What the task asks
Please swap "Tuna" for "Tunas" in the lines from the start of the lines below through the line holding "869, 472, 889]", inclusive, and leave everything else unchanged. Return only those lines.

Supplied data
——

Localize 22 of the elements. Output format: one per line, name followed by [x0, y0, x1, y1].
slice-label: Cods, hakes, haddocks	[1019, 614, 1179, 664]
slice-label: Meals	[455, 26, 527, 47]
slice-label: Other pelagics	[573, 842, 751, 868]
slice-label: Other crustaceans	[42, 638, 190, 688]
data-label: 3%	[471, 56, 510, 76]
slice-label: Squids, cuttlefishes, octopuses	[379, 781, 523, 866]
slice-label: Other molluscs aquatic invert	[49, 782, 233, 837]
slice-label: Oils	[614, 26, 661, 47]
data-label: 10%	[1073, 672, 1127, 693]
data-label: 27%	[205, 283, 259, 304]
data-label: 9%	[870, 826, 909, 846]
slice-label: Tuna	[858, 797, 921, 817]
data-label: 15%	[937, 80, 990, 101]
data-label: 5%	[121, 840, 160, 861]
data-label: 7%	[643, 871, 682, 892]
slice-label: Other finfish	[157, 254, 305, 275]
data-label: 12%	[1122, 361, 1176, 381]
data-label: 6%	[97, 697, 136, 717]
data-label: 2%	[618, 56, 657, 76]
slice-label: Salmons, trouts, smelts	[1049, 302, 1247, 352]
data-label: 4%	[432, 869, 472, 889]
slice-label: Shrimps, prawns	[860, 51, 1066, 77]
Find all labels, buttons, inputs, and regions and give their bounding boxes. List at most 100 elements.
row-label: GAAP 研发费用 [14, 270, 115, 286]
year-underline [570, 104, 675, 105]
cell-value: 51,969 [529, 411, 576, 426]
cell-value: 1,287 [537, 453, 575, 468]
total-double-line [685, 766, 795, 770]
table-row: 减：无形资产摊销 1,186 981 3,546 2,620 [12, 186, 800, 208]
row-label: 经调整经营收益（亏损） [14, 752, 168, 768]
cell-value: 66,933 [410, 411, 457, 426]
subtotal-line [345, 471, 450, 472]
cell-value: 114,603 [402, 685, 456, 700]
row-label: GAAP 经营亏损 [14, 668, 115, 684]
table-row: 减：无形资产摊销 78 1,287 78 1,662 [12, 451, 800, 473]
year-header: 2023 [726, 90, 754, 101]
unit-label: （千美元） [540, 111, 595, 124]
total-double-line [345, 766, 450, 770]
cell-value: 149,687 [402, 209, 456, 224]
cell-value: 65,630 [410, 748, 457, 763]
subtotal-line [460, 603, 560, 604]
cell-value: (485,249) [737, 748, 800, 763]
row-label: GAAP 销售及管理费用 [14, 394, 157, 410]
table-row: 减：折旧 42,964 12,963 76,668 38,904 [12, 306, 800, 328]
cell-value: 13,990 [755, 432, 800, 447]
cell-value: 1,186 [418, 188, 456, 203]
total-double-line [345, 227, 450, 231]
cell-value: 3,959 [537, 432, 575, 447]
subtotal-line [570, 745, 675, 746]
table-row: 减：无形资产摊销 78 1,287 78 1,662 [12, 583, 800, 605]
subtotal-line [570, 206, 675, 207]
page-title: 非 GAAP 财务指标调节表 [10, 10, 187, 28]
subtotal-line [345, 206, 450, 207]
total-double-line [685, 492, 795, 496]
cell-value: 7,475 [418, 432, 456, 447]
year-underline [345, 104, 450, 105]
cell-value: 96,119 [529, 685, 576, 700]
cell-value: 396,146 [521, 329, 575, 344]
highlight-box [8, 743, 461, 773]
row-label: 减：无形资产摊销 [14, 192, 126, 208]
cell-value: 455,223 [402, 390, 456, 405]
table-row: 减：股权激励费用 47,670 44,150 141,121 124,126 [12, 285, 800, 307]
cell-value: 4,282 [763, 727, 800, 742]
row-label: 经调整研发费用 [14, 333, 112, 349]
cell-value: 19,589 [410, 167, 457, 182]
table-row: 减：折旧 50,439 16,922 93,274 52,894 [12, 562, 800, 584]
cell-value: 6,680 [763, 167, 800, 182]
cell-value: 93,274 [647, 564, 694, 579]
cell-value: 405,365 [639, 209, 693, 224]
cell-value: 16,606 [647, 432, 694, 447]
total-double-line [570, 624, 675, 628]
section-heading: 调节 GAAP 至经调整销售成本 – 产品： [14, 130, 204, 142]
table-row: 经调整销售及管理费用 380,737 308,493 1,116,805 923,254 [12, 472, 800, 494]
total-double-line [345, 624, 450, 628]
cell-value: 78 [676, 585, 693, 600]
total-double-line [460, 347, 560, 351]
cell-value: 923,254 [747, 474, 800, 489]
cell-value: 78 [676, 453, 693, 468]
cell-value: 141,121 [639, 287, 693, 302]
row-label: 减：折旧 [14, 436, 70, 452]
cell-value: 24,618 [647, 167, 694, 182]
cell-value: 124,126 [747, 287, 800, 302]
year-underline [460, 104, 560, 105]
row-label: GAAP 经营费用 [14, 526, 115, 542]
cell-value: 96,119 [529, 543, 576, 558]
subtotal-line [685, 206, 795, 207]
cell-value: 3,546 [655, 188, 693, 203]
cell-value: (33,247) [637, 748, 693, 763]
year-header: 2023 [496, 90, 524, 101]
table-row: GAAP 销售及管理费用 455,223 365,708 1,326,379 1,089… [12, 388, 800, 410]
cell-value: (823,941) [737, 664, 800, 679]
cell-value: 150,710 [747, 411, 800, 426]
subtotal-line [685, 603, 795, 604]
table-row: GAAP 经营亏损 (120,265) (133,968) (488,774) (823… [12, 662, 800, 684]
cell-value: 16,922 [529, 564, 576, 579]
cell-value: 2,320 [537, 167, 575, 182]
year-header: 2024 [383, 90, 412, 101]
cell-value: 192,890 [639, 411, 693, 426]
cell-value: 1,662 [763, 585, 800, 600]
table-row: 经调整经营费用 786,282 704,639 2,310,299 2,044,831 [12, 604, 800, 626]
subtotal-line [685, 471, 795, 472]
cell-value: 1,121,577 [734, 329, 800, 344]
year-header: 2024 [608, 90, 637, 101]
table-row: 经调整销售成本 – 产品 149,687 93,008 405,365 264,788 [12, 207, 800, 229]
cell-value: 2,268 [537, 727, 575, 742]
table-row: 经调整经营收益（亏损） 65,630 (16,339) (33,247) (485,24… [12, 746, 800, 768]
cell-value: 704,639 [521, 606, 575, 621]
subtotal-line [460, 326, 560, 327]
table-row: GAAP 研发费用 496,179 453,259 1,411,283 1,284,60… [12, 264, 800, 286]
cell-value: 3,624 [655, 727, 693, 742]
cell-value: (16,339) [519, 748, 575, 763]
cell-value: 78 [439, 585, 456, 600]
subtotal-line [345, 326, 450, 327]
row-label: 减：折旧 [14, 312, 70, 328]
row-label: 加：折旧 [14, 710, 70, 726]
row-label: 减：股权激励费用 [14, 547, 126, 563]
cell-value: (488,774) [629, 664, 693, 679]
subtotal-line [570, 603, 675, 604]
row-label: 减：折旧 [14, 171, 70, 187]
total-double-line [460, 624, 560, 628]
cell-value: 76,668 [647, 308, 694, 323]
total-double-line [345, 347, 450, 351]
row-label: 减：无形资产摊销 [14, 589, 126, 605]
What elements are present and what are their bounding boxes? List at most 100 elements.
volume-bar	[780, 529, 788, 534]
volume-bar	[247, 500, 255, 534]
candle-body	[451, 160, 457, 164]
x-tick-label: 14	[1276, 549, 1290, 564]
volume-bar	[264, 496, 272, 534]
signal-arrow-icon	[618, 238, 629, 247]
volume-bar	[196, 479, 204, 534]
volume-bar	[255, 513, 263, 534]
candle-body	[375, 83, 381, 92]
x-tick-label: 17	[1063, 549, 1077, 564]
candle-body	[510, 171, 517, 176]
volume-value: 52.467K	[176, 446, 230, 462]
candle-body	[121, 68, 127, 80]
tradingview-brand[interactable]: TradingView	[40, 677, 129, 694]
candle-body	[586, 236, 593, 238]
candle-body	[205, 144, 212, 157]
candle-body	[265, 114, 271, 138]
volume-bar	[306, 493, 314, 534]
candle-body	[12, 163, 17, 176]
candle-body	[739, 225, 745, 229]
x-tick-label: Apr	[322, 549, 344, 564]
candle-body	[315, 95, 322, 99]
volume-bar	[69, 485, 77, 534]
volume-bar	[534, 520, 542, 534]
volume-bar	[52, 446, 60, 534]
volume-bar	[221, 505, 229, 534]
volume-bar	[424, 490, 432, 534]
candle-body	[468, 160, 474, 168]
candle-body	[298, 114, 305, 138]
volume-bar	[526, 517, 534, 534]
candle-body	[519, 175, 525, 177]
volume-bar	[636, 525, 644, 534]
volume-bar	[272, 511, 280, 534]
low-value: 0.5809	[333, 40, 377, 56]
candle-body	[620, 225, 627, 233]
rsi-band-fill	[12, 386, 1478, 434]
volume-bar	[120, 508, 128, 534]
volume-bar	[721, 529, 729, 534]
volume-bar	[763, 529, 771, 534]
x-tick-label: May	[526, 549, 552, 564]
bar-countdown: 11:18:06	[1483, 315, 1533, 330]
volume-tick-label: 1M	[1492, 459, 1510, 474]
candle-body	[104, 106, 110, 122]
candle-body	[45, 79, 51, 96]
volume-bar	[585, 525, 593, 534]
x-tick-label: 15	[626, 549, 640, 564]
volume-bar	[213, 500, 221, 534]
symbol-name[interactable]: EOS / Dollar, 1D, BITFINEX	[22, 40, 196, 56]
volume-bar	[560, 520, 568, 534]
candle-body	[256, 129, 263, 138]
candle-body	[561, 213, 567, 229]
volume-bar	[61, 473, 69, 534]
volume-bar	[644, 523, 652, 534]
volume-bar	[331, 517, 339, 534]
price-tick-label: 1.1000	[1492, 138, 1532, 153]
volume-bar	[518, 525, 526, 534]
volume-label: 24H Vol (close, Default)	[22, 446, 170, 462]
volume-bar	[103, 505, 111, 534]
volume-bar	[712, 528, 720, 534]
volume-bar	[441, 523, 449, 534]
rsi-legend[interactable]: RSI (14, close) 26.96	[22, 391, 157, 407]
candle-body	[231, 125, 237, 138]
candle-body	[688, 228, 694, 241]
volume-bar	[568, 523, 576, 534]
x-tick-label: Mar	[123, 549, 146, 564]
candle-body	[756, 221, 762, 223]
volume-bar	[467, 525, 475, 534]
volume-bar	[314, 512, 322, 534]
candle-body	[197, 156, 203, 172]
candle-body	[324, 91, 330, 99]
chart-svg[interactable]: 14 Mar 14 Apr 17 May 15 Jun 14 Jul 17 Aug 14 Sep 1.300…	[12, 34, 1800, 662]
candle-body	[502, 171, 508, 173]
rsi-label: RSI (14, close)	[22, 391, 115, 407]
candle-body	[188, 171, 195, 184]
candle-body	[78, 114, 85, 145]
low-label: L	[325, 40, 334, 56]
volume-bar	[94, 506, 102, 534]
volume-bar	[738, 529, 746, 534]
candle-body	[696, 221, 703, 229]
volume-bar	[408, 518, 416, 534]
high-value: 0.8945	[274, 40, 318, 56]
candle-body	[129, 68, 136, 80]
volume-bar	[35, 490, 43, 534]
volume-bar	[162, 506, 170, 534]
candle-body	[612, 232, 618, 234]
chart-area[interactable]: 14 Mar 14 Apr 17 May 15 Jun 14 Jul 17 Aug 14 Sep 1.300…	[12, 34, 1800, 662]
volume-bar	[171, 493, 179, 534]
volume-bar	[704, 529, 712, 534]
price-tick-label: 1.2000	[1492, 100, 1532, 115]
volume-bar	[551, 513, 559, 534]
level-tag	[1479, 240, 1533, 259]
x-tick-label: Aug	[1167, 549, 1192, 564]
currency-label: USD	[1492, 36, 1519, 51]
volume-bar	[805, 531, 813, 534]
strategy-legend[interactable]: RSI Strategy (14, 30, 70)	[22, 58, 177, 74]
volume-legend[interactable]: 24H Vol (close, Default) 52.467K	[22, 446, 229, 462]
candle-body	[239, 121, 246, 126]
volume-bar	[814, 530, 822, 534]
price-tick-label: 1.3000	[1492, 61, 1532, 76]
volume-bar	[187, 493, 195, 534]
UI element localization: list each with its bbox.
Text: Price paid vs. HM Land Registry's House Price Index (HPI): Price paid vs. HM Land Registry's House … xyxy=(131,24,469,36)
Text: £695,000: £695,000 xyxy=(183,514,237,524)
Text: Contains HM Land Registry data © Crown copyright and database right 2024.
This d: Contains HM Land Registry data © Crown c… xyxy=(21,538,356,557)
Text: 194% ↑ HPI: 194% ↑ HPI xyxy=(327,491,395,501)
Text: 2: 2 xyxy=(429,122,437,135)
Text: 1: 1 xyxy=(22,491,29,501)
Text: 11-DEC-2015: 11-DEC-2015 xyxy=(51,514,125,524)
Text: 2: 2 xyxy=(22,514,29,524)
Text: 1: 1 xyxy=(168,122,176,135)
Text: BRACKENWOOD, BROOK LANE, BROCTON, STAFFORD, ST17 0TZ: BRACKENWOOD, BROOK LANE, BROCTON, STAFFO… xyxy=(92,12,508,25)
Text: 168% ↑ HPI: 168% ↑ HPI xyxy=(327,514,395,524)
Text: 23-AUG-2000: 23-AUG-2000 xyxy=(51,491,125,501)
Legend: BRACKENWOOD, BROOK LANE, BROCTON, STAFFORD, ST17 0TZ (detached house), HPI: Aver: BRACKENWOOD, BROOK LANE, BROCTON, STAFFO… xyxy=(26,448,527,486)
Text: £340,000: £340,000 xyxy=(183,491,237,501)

——

Result
Localize 22 of the elements. Output format: one per line, name followed by [x0, y0, x1, y1].
slice-label: Cods, hakes, haddocks	[1019, 614, 1179, 664]
slice-label: Meals	[455, 26, 527, 47]
slice-label: Other pelagics	[573, 842, 751, 868]
slice-label: Other crustaceans	[42, 638, 190, 688]
data-label: 3%	[471, 56, 510, 76]
slice-label: Squids, cuttlefishes, octopuses	[379, 781, 523, 866]
slice-label: Other molluscs aquatic invert	[49, 782, 233, 837]
slice-label: Oils	[614, 26, 661, 47]
data-label: 10%	[1073, 672, 1127, 693]
data-label: 27%	[205, 283, 259, 304]
data-label: 9%	[870, 826, 909, 846]
slice-label: Tunas	[858, 797, 921, 817]
data-label: 15%	[937, 80, 990, 101]
data-label: 5%	[121, 840, 160, 861]
data-label: 7%	[643, 871, 682, 892]
slice-label: Other finfish	[157, 254, 305, 275]
data-label: 12%	[1122, 361, 1176, 381]
data-label: 6%	[97, 697, 136, 717]
data-label: 2%	[618, 56, 657, 76]
slice-label: Salmons, trouts, smelts	[1049, 302, 1247, 352]
data-label: 4%	[432, 869, 472, 889]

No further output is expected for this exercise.